-- START Input data --
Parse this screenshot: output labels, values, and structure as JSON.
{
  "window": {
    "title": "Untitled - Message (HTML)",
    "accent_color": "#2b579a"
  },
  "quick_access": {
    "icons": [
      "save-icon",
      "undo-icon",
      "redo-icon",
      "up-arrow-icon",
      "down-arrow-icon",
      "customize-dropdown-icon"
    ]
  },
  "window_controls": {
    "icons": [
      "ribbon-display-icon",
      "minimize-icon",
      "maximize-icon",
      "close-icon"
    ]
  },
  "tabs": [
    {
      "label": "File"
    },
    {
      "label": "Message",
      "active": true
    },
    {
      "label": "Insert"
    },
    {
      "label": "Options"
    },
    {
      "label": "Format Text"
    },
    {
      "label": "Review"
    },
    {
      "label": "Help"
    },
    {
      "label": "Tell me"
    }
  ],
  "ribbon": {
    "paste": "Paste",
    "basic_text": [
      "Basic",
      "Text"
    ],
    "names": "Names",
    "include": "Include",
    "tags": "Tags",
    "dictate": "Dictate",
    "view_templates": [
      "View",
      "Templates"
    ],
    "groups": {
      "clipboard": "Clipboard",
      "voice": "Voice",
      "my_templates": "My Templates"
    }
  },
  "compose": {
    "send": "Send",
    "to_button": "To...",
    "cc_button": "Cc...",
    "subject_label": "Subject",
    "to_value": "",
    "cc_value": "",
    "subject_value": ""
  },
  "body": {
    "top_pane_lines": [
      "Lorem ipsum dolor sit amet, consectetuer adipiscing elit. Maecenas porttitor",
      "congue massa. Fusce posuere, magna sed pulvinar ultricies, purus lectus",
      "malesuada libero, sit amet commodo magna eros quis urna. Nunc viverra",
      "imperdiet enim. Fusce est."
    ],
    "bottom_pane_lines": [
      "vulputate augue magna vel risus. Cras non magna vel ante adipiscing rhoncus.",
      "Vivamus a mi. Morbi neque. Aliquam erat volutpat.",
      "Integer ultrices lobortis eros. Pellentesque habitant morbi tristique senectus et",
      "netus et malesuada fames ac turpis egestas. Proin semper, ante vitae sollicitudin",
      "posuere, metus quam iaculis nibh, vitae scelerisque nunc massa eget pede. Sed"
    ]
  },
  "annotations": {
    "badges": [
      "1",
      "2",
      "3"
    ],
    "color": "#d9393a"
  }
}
-- END Input data --
• Task instructions:
Set down the entries verbatim, leaving none out.

• The solution:
Parse this screenshot: output labels, values, and structure as JSON.
{
  "window": {
    "title": "Untitled - Message (HTML)",
    "accent_color": "#2b579a"
  },
  "quick_access": {
    "icons": [
      "save-icon",
      "undo-icon",
      "redo-icon",
      "up-arrow-icon",
      "down-arrow-icon",
      "customize-dropdown-icon"
    ]
  },
  "window_controls": {
    "icons": [
      "ribbon-display-icon",
      "minimize-icon",
      "maximize-icon",
      "close-icon"
    ]
  },
  "tabs": [
    {
      "label": "File"
    },
    {
      "label": "Message",
      "active": true
    },
    {
      "label": "Insert"
    },
    {
      "label": "Options"
    },
    {
      "label": "Format Text"
    },
    {
      "label": "Review"
    },
    {
      "label": "Help"
    },
    {
      "label": "Tell me"
    }
  ],
  "ribbon": {
    "paste": "Paste",
    "basic_text": [
      "Basic",
      "Text"
    ],
    "names": "Names",
    "include": "Include",
    "tags": "Tags",
    "dictate": "Dictate",
    "view_templates": [
      "View",
      "Templates"
    ],
    "groups": {
      "clipboard": "Clipboard",
      "voice": "Voice",
      "my_templates": "My Templates"
    }
  },
  "compose": {
    "send": "Send",
    "to_button": "To...",
    "cc_button": "Cc...",
    "subject_label": "Subject",
    "to_value": "",
    "cc_value": "",
    "subject_value": ""
  },
  "body": {
    "top_pane_lines": [
      "Lorem ipsum dolor sit amet, consectetuer adipiscing elit. Maecenas porttitor",
      "congue massa. Fusce posuere, magna sed pulvinar ultricies, purus lectus",
      "malesuada libero, sit amet commodo magna eros quis urna. Nunc viverra",
      "imperdiet enim. Fusce est."
    ],
    "bottom_pane_lines": [
      "vulputate augue magna vel risus. Cras non magna vel ante adipiscing rhoncus.",
      "Vivamus a mi. Morbi neque. Aliquam erat volutpat.",
      "Integer ultrices lobortis eros. Pellentesque habitant morbi tristique senectus et",
      "netus et malesuada fames ac turpis egestas. Proin semper, ante vitae sollicitudin",
      "posuere, metus quam iaculis nibh, vitae scelerisque nunc massa eget pede. Sed"
    ]
  },
  "annotations": {
    "badges": [
      "1",
      "2",
      "3"
    ],
    "color": "#d9393a"
  }
}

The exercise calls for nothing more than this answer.